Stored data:
##############################

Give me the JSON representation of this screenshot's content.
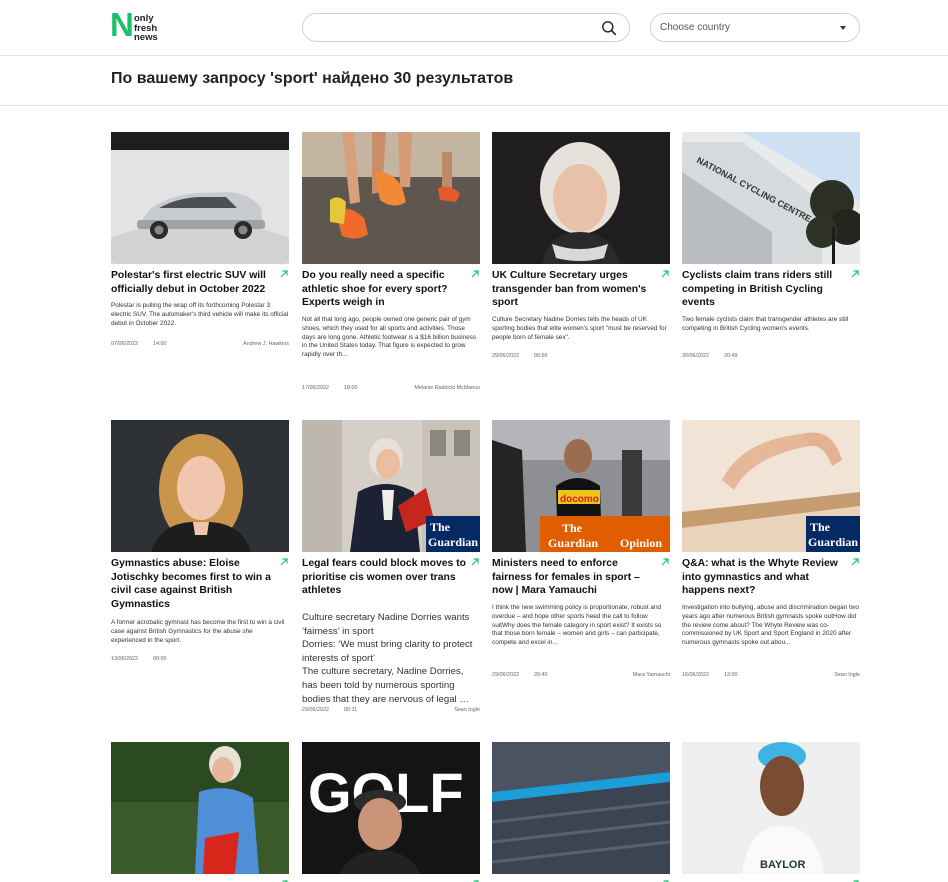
{
  "header": {
    "logo": {
      "letter": "N",
      "words": [
        "only",
        "fresh",
        "news"
      ]
    },
    "search": {
      "value": "",
      "placeholder": ""
    },
    "country": {
      "label": "Choose country"
    }
  },
  "results": {
    "title": "По вашему запросу 'sport' найдено 30 результатов"
  },
  "colors": {
    "accent": "#1bc06b",
    "guardian_blue": "#052962",
    "guardian_orange": "#e05e00"
  },
  "articles": [
    {
      "title": "Polestar's first electric SUV will officially debut in October 2022",
      "description": "Polestar is pulling the wrap off its forthcoming Polestar 3 electric SUV. The automaker's third vehicle will make its official debut in October 2022.",
      "date": "07/06/2022",
      "time": "14:00",
      "author": "Andrew J. Hawkins"
    },
    {
      "title": "Do you really need a specific athletic shoe for every sport? Experts weigh in",
      "description": "Not all that long ago, people owned one generic pair of gym shoes, which they used for all sports and activities. Those days are long gone. Athletic footwear is a $16 billion business in the United States today. That figure is expected to grow rapidly over th...",
      "date": "17/06/2022",
      "time": "18:00",
      "author": "Melanie Radzicki McManus"
    },
    {
      "title": "UK Culture Secretary urges transgender ban from women's sport",
      "description": "Culture Secretary Nadine Dorries tells the heads of UK sporting bodies that elite women's sport \"must be reserved for people born of female sex\".",
      "date": "29/06/2022",
      "time": "00:56",
      "author": ""
    },
    {
      "title": "Cyclists claim trans riders still competing in British Cycling events",
      "description": "Two female cyclists claim that transgender athletes are still competing in British Cycling women's events.",
      "date": "30/06/2022",
      "time": "20:49",
      "author": ""
    },
    {
      "title": "Gymnastics abuse: Eloise Jotischky becomes first to win a civil case against British Gymnastics",
      "description": "A former acrobatic gymnast has become the first to win a civil case against British Gymnastics for the abuse she experienced in the sport.",
      "date": "13/06/2022",
      "time": "00:00",
      "author": ""
    },
    {
      "title": "Legal fears could block moves to prioritise cis women over trans athletes",
      "description_lines": [
        "Culture secretary Nadine Dorries wants ‘fairness’ in sport",
        "Dorries: ‘We must bring clarity to protect interests of sport’",
        "The culture secretary, Nadine Dorries, has been told by numerous sporting bodies that they are nervous of legal …"
      ],
      "date": "29/06/2022",
      "time": "00:11",
      "author": "Sean Ingle"
    },
    {
      "title": "Ministers need to enforce fairness for females in sport – now | Mara Yamauchi",
      "description": "I think the new swimming policy is proportionate, robust and overdue – and hope other sports heed the call to follow suitWhy does the female category in sport exist? It exists so that those born female – women and girls – can participate, compete and excel in...",
      "date": "29/06/2022",
      "time": "20:40",
      "author": "Mara Yamauchi"
    },
    {
      "title": "Q&A: what is the Whyte Review into gymnastics and what happens next?",
      "description": "Investigation into bullying, abuse and discrimination began two years ago after numerous British gymnasts spoke outHow did the review come about? The Whyte Review was co-commissioned by UK Sport and Sport England in 2020 after numerous gymnasts spoke out abou...",
      "date": "16/06/2022",
      "time": "13:00",
      "author": "Sean Ingle"
    }
  ],
  "image_text": {
    "guardian": [
      "The",
      "Guardian"
    ],
    "guardian_opinion": "Opinion",
    "docomo": "docomo",
    "building_sign": "NATIONAL CYCLING CENTRE",
    "golf": "GOLF",
    "jersey": "BAYLOR"
  }
}
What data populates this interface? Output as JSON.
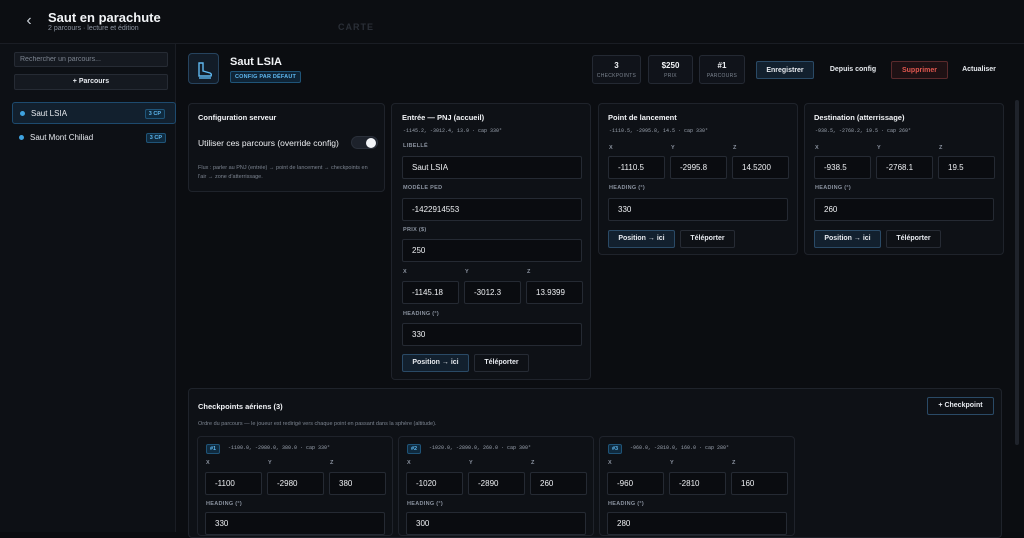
{
  "app": {
    "title": "Saut en parachute",
    "subtitle": "2 parcours · lecture et édition",
    "map_watermark": "CARTE"
  },
  "sidebar": {
    "search_placeholder": "Rechercher un parcours...",
    "add_label": "+ Parcours",
    "items": [
      {
        "label": "Saut LSIA",
        "cp": "3 CP",
        "active": true
      },
      {
        "label": "Saut Mont Chiliad",
        "cp": "3 CP",
        "active": false
      }
    ]
  },
  "header": {
    "title": "Saut LSIA",
    "badge": "CONFIG PAR DÉFAUT",
    "icon": "parachute-boot-icon",
    "stats": [
      {
        "value": "3",
        "label": "CHECKPOINTS"
      },
      {
        "value": "$250",
        "label": "PRIX"
      },
      {
        "value": "#1",
        "label": "PARCOURS"
      }
    ],
    "buttons": {
      "save": "Enregistrer",
      "from_config": "Depuis config",
      "delete": "Supprimer",
      "refresh": "Actualiser"
    }
  },
  "server_config": {
    "title": "Configuration serveur",
    "toggle_label": "Utiliser ces parcours (override config)",
    "toggle_on": true,
    "description": "Flux : parler au PNJ (entrée) → point de lancement → checkpoints en l'air → zone d'atterrissage."
  },
  "entry": {
    "title": "Entrée — PNJ (accueil)",
    "coords": "-1145.2, -3012.4, 13.9 · cap 330°",
    "label_field": "LIBELLÉ",
    "label_value": "Saut LSIA",
    "model_field": "MODÈLE PED",
    "model_value": "-1422914553",
    "price_field": "PRIX ($)",
    "price_value": "250",
    "x_label": "X",
    "y_label": "Y",
    "z_label": "Z",
    "x": "-1145.18",
    "y": "-3012.3",
    "z": "13.9399",
    "heading_label": "HEADING (°)",
    "heading": "330",
    "position_btn": "Position → ici",
    "teleport_btn": "Téléporter"
  },
  "launch": {
    "title": "Point de lancement",
    "coords": "-1110.5, -2995.8, 14.5 · cap 330°",
    "x_label": "X",
    "y_label": "Y",
    "z_label": "Z",
    "x": "-1110.5",
    "y": "-2995.8",
    "z": "14.5200",
    "heading_label": "HEADING (°)",
    "heading": "330",
    "position_btn": "Position → ici",
    "teleport_btn": "Téléporter"
  },
  "destination": {
    "title": "Destination (atterrissage)",
    "coords": "-938.5, -2768.2, 19.5 · cap 260°",
    "x_label": "X",
    "y_label": "Y",
    "z_label": "Z",
    "x": "-938.5",
    "y": "-2768.1",
    "z": "19.5",
    "heading_label": "HEADING (°)",
    "heading": "260",
    "position_btn": "Position → ici",
    "teleport_btn": "Téléporter"
  },
  "checkpoints": {
    "title": "Checkpoints aériens (3)",
    "description": "Ordre du parcours — le joueur est redirigé vers chaque point en passant dans la sphère (altitude).",
    "add_btn": "+ Checkpoint",
    "x_label": "X",
    "y_label": "Y",
    "z_label": "Z",
    "heading_label": "HEADING (°)",
    "items": [
      {
        "badge": "#1",
        "coords": "-1100.0, -2980.0, 380.0 · cap 330°",
        "x": "-1100",
        "y": "-2980",
        "z": "380",
        "heading": "330"
      },
      {
        "badge": "#2",
        "coords": "-1020.0, -2890.0, 260.0 · cap 300°",
        "x": "-1020",
        "y": "-2890",
        "z": "260",
        "heading": "300"
      },
      {
        "badge": "#3",
        "coords": "-960.0, -2810.0, 160.0 · cap 280°",
        "x": "-960",
        "y": "-2810",
        "z": "160",
        "heading": "280"
      }
    ]
  },
  "colors": {
    "accent": "#3fa3e0",
    "danger": "#e0574f",
    "background": "#0b0d11"
  }
}
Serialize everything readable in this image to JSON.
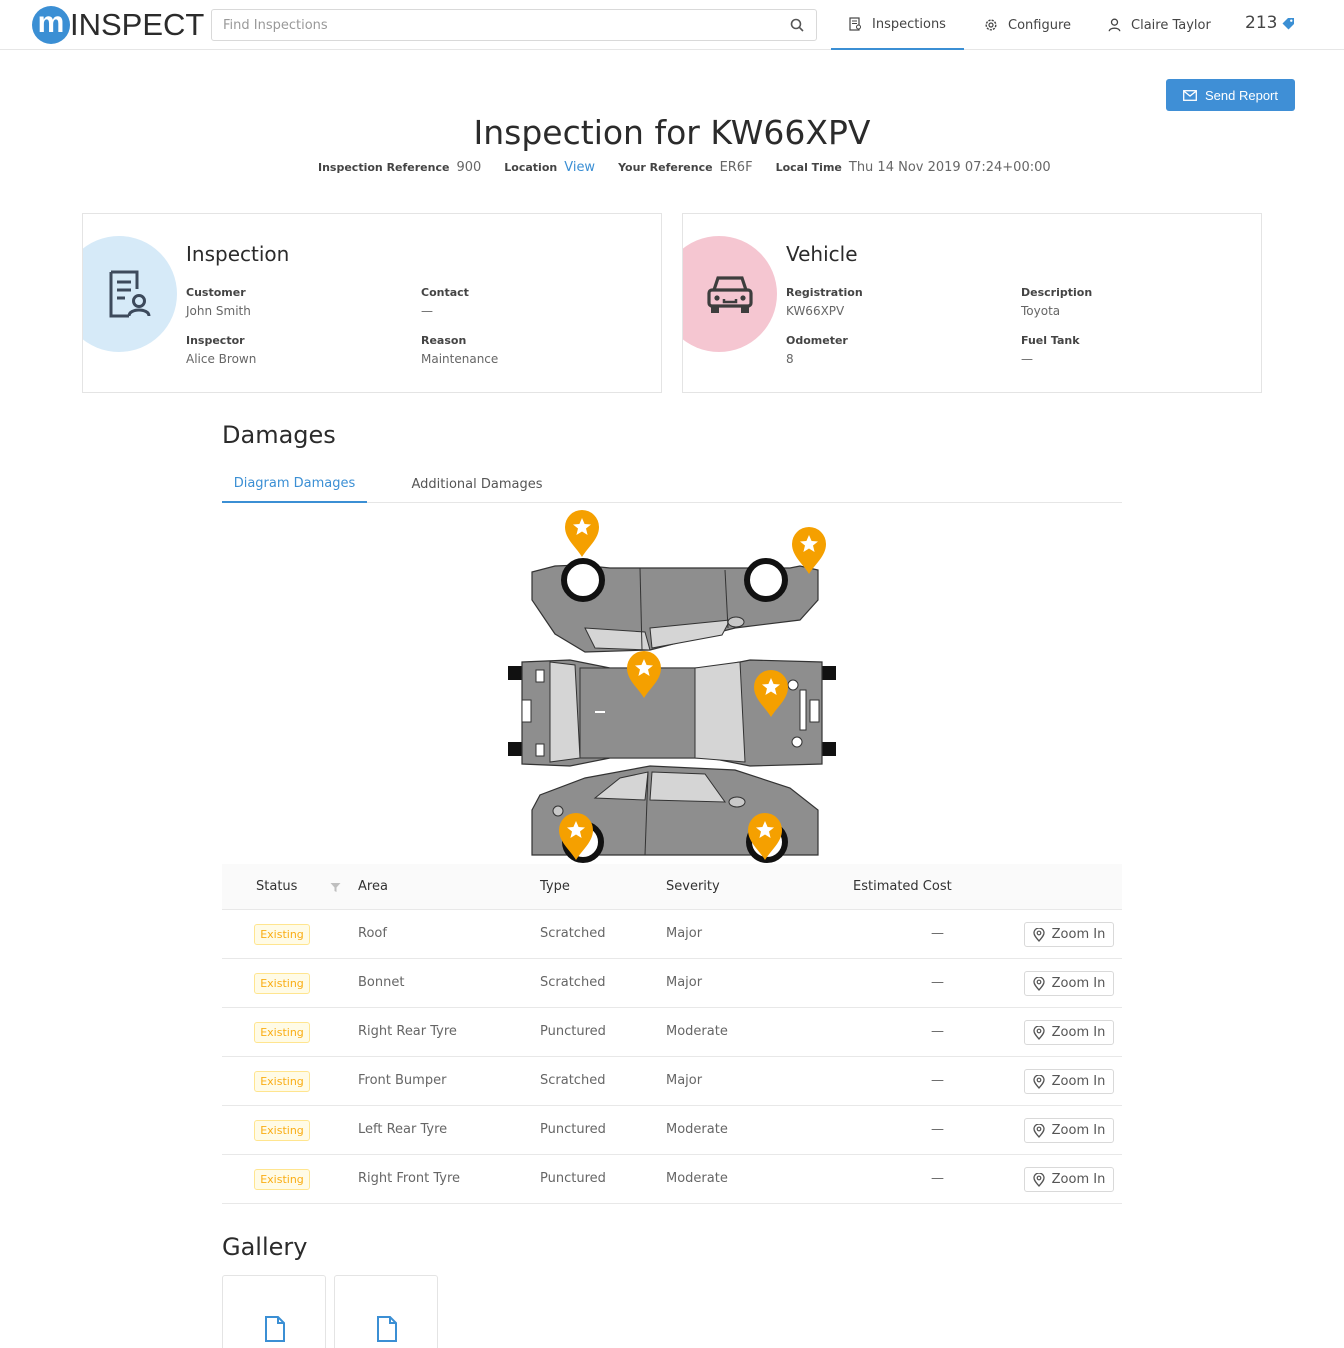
{
  "header": {
    "logo_letter": "m",
    "logo_text": "INSPECT",
    "search_placeholder": "Find Inspections",
    "nav": {
      "inspections": "Inspections",
      "configure": "Configure",
      "user": "Claire Taylor"
    },
    "credits": "213"
  },
  "page": {
    "send_report": "Send Report",
    "title": "Inspection for KW66XPV",
    "meta": {
      "ref_label": "Inspection Reference",
      "ref_value": "900",
      "location_label": "Location",
      "location_value": "View",
      "your_ref_label": "Your Reference",
      "your_ref_value": "ER6F",
      "time_label": "Local Time",
      "time_value": "Thu 14 Nov 2019 07:24+00:00"
    }
  },
  "inspection_card": {
    "title": "Inspection",
    "customer_label": "Customer",
    "customer": "John Smith",
    "contact_label": "Contact",
    "contact": "—",
    "inspector_label": "Inspector",
    "inspector": "Alice Brown",
    "reason_label": "Reason",
    "reason": "Maintenance"
  },
  "vehicle_card": {
    "title": "Vehicle",
    "registration_label": "Registration",
    "registration": "KW66XPV",
    "description_label": "Description",
    "description": "Toyota",
    "odometer_label": "Odometer",
    "odometer": "8",
    "fuel_label": "Fuel Tank",
    "fuel": "—"
  },
  "damages": {
    "title": "Damages",
    "tabs": [
      "Diagram Damages",
      "Additional Damages"
    ],
    "columns": [
      "Status",
      "Area",
      "Type",
      "Severity",
      "Estimated Cost"
    ],
    "zoom_label": "Zoom In",
    "rows": [
      {
        "status": "Existing",
        "area": "Roof",
        "type": "Scratched",
        "severity": "Major",
        "cost": "—"
      },
      {
        "status": "Existing",
        "area": "Bonnet",
        "type": "Scratched",
        "severity": "Major",
        "cost": "—"
      },
      {
        "status": "Existing",
        "area": "Right Rear Tyre",
        "type": "Punctured",
        "severity": "Moderate",
        "cost": "—"
      },
      {
        "status": "Existing",
        "area": "Front Bumper",
        "type": "Scratched",
        "severity": "Major",
        "cost": "—"
      },
      {
        "status": "Existing",
        "area": "Left Rear Tyre",
        "type": "Punctured",
        "severity": "Moderate",
        "cost": "—"
      },
      {
        "status": "Existing",
        "area": "Right Front Tyre",
        "type": "Punctured",
        "severity": "Moderate",
        "cost": "—"
      }
    ]
  },
  "gallery": {
    "title": "Gallery"
  },
  "colors": {
    "primary": "#3b8fd4",
    "inspection_circle": "#d6eaf8",
    "vehicle_circle": "#f5c6d1",
    "pin": "#f5a000",
    "badge_text": "#faad14"
  }
}
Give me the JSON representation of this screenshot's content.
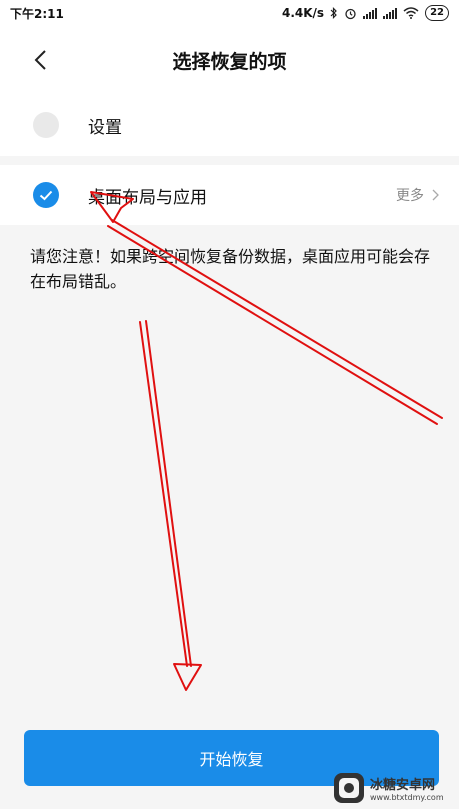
{
  "status_bar": {
    "time": "下午2:11",
    "speed": "4.4K/s",
    "battery": "22"
  },
  "header": {
    "title": "选择恢复的项"
  },
  "items": [
    {
      "label": "设置",
      "checked": false
    },
    {
      "label": "桌面布局与应用",
      "checked": true,
      "more_label": "更多"
    }
  ],
  "notice": "请您注意！如果跨空间恢复备份数据，桌面应用可能会存在布局错乱。",
  "start_button": "开始恢复",
  "watermark": {
    "name": "冰糖安卓网",
    "url": "www.btxtdmy.com"
  },
  "colors": {
    "accent": "#1a8ce8",
    "annotation": "#e01010"
  }
}
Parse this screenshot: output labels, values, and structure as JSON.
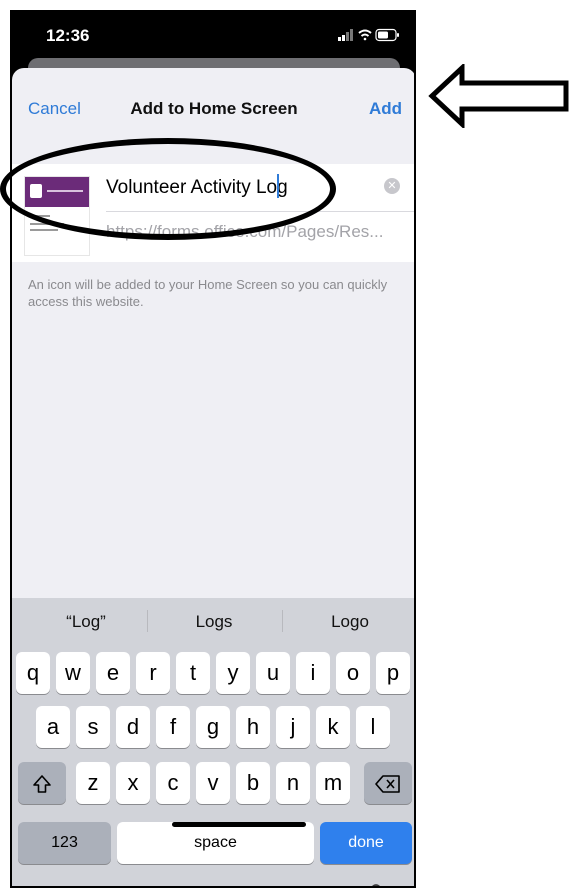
{
  "status_bar": {
    "time": "12:36",
    "icons": [
      "signal-icon",
      "wifi-icon",
      "battery-icon"
    ]
  },
  "nav": {
    "cancel_label": "Cancel",
    "title": "Add to Home Screen",
    "add_label": "Add"
  },
  "form": {
    "name_value": "Volunteer Activity Log",
    "url": "https://forms.office.com/Pages/Res...",
    "help_text": "An icon will be added to your Home Screen so you can quickly access this website."
  },
  "keyboard": {
    "suggestions": [
      "“Log”",
      "Logs",
      "Logo"
    ],
    "row1": [
      "q",
      "w",
      "e",
      "r",
      "t",
      "y",
      "u",
      "i",
      "o",
      "p"
    ],
    "row2": [
      "a",
      "s",
      "d",
      "f",
      "g",
      "h",
      "j",
      "k",
      "l"
    ],
    "row3": [
      "z",
      "x",
      "c",
      "v",
      "b",
      "n",
      "m"
    ],
    "numbers_label": "123",
    "space_label": "space",
    "done_label": "done"
  },
  "colors": {
    "accent": "#2f7bd7",
    "done_key": "#2f80ed",
    "sheet_bg": "#efeff4",
    "keyboard_bg": "#d1d3d9",
    "annotation": "#000000"
  }
}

##############################

**PROBLEM REQUIREMENTS**
Pick out each line above that includes "abuse" and show it.

**SOLUTION TO THIS TASK**
      "title": "Gymnastics abuse: Eloise Jotischky becomes first to win a civil case against British Gymnastics",
      "description": "A former acrobatic gymnast has become the first to win a civil case against British Gymnastics for the abuse she experienced in the sport.",
      "description": "Investigation into bullying, abuse and discrimination began two years ago after numerous British gymnasts spoke outHow did the review come about? The Whyte Review was co-commissioned by UK Sport and Sport England in 2020 after numerous gymnasts spoke out abou...",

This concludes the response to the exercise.